(DATA)

********

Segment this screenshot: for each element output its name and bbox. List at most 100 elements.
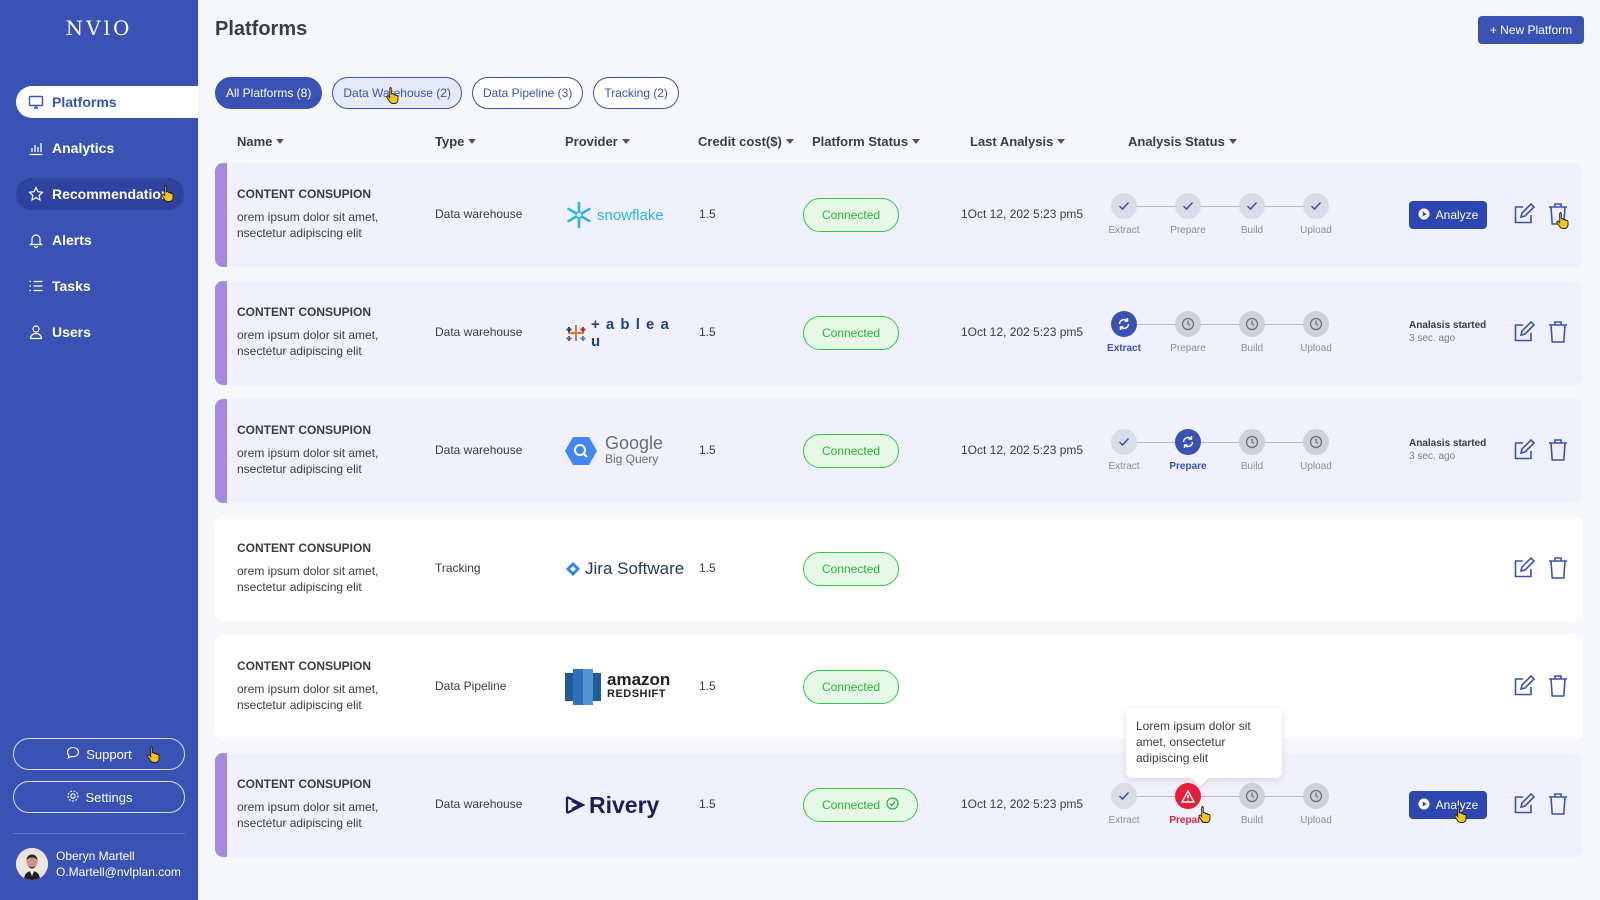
user-name: Oberyn Martell bbox=[56, 849, 135, 863]
sidebar-item-users[interactable]: Users bbox=[16, 316, 198, 348]
sidebar-item-recommendation[interactable]: Recommendation bbox=[16, 178, 184, 210]
analysis-steps: Extract Prepare Build Upload bbox=[1108, 193, 1341, 241]
hand-cursor-icon bbox=[1555, 211, 1571, 234]
hand-cursor-icon bbox=[1197, 805, 1213, 828]
trash-icon[interactable] bbox=[1547, 791, 1569, 822]
row-type: Tracking bbox=[435, 561, 481, 575]
column-header-name[interactable]: Name bbox=[237, 134, 285, 149]
step-label: Build bbox=[1240, 461, 1264, 472]
list-icon bbox=[28, 278, 44, 294]
table-row[interactable]: CONTENT CONSUPION orem ipsum dolor sit a… bbox=[215, 281, 1583, 385]
step-label: Prepare bbox=[1169, 461, 1207, 472]
edit-icon[interactable] bbox=[1511, 201, 1537, 232]
edit-icon[interactable] bbox=[1511, 555, 1537, 586]
trash-icon[interactable] bbox=[1547, 437, 1569, 468]
app-logo: NVlO bbox=[65, 16, 133, 40]
row-type: Data warehouse bbox=[435, 325, 523, 339]
tab-data-pipeline[interactable]: Data Pipeline (3) bbox=[471, 77, 584, 109]
row-name: CONTENT CONSUPION bbox=[237, 541, 372, 555]
column-label: Name bbox=[237, 134, 273, 149]
step-label: Upload bbox=[1300, 815, 1332, 826]
table-row[interactable]: CONTENT CONSUPION orem ipsum dolor sit a… bbox=[215, 753, 1583, 857]
settings-button[interactable]: Settings bbox=[13, 781, 185, 813]
sort-caret-icon bbox=[468, 139, 477, 144]
check-icon bbox=[1303, 193, 1329, 219]
chat-icon bbox=[66, 746, 80, 763]
edit-icon[interactable] bbox=[1511, 791, 1537, 822]
column-header-platform-status[interactable]: Platform Status bbox=[812, 134, 921, 149]
step-label: Upload bbox=[1300, 461, 1332, 472]
star-icon bbox=[28, 186, 44, 202]
tab-all-platforms[interactable]: All Platforms (8) bbox=[215, 77, 323, 109]
row-name: CONTENT CONSUPION bbox=[237, 305, 372, 319]
row-description: orem ipsum dolor sit amet, nsectetur adi… bbox=[237, 328, 379, 358]
column-label: Platform Status bbox=[812, 134, 909, 149]
new-platform-button[interactable]: + New Platform bbox=[1478, 16, 1584, 44]
row-name: CONTENT CONSUPION bbox=[237, 659, 372, 673]
row-accent-bar bbox=[215, 399, 227, 503]
clock-icon bbox=[1239, 783, 1265, 809]
trash-icon[interactable] bbox=[1547, 555, 1569, 586]
tab-tracking[interactable]: Tracking (2) bbox=[593, 77, 679, 109]
step-label: Extract bbox=[1108, 461, 1140, 472]
sidebar-divider bbox=[13, 833, 185, 834]
column-header-type[interactable]: Type bbox=[435, 134, 477, 149]
error-tooltip: Lorem ipsum dolor sit amet, onsectetur a… bbox=[1126, 708, 1282, 778]
table-row[interactable]: CONTENT CONSUPION orem ipsum dolor sit a… bbox=[215, 517, 1583, 621]
provider-name: snowflake bbox=[597, 206, 664, 224]
check-icon bbox=[1111, 429, 1137, 455]
table-row[interactable]: CONTENT CONSUPION orem ipsum dolor sit a… bbox=[215, 163, 1583, 267]
table-row[interactable]: CONTENT CONSUPION orem ipsum dolor sit a… bbox=[215, 635, 1583, 739]
sidebar-item-tasks[interactable]: Tasks bbox=[16, 270, 198, 302]
column-header-analysis-status[interactable]: Analysis Status bbox=[1128, 134, 1237, 149]
row-last-analysis: 1Oct 12, 202 5:23 pm5 bbox=[961, 443, 1084, 457]
step-label: Extract bbox=[1107, 343, 1141, 354]
monitor-icon bbox=[28, 94, 44, 110]
edit-icon[interactable] bbox=[1511, 319, 1537, 350]
support-button[interactable]: Support bbox=[13, 738, 185, 770]
row-type: Data warehouse bbox=[435, 207, 523, 221]
analyze-button[interactable]: Analyze bbox=[1409, 201, 1487, 229]
table-row[interactable]: CONTENT CONSUPION orem ipsum dolor sit a… bbox=[215, 399, 1583, 503]
clock-icon bbox=[1239, 311, 1265, 337]
status-badge: Connected bbox=[803, 552, 900, 586]
step-label: Upload bbox=[1300, 225, 1332, 236]
row-description: orem ipsum dolor sit amet, nsectetur adi… bbox=[237, 446, 379, 476]
column-header-provider[interactable]: Provider bbox=[565, 134, 630, 149]
started-label: Analasis started bbox=[1409, 438, 1487, 449]
column-header-credit[interactable]: Credit cost($) bbox=[698, 134, 794, 149]
started-ago: 3 sec. ago bbox=[1409, 333, 1456, 344]
provider-jira: Jira Software bbox=[565, 547, 685, 591]
edit-icon[interactable] bbox=[1511, 673, 1537, 704]
rivery-logo-icon bbox=[565, 796, 585, 814]
jira-logo-icon bbox=[566, 562, 580, 576]
sidebar-item-label: Tasks bbox=[52, 278, 91, 294]
provider-name: Jira Software bbox=[585, 559, 685, 578]
started-ago: 3 sec. ago bbox=[1409, 451, 1456, 462]
analysis-started-text: Analasis started 3 sec. ago bbox=[1409, 319, 1486, 345]
edit-icon[interactable] bbox=[1511, 437, 1537, 468]
column-label: Type bbox=[435, 134, 465, 149]
user-profile[interactable]: Oberyn Martell O.Martell@nvlplan.com bbox=[16, 848, 181, 880]
tab-data-warehouse[interactable]: Data Warehouse (2) bbox=[332, 77, 462, 109]
filter-tabs: All Platforms (8) Data Warehouse (2) Dat… bbox=[215, 77, 679, 109]
row-credit: 1.5 bbox=[699, 443, 716, 457]
step-label: Prepare bbox=[1170, 225, 1206, 236]
step-label: Extract bbox=[1108, 815, 1140, 826]
provider-subname: REDSHIFT bbox=[607, 688, 666, 700]
page-title: Platforms bbox=[215, 18, 308, 40]
row-type: Data Pipeline bbox=[435, 679, 507, 693]
hand-cursor-icon bbox=[146, 745, 162, 766]
trash-icon[interactable] bbox=[1547, 319, 1569, 350]
step-label: Build bbox=[1240, 343, 1264, 354]
trash-icon[interactable] bbox=[1547, 673, 1569, 704]
row-last-analysis: 1Oct 12, 202 5:23 pm5 bbox=[961, 325, 1084, 339]
row-name: CONTENT CONSUPION bbox=[237, 423, 372, 437]
column-header-last-analysis[interactable]: Last Analysis bbox=[970, 134, 1066, 149]
sidebar-item-platforms[interactable]: Platforms bbox=[16, 86, 198, 118]
analyze-button[interactable]: Analyze bbox=[1409, 791, 1487, 823]
avatar bbox=[16, 848, 48, 880]
row-name: CONTENT CONSUPION bbox=[237, 777, 372, 791]
row-credit: 1.5 bbox=[699, 679, 716, 693]
sidebar-item-alerts[interactable]: Alerts bbox=[16, 224, 198, 256]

********

(PROBLEM) Can you rewrite the material from the line with "user-name: Oberyn Martell" up to and including the line with "analysis-steps: Extract Prepare", swapping "Upload" for "Deploy" and leaving everything else unchanged? Give only those lines.

(FULL RESPONSE)
user-name: Oberyn Martell bbox=[56, 849, 135, 863]
sidebar-item-users[interactable]: Users bbox=[16, 316, 198, 348]
sidebar-item-recommendation[interactable]: Recommendation bbox=[16, 178, 184, 210]
analysis-steps: Extract Prepare Build Deploy bbox=[1108, 193, 1341, 241]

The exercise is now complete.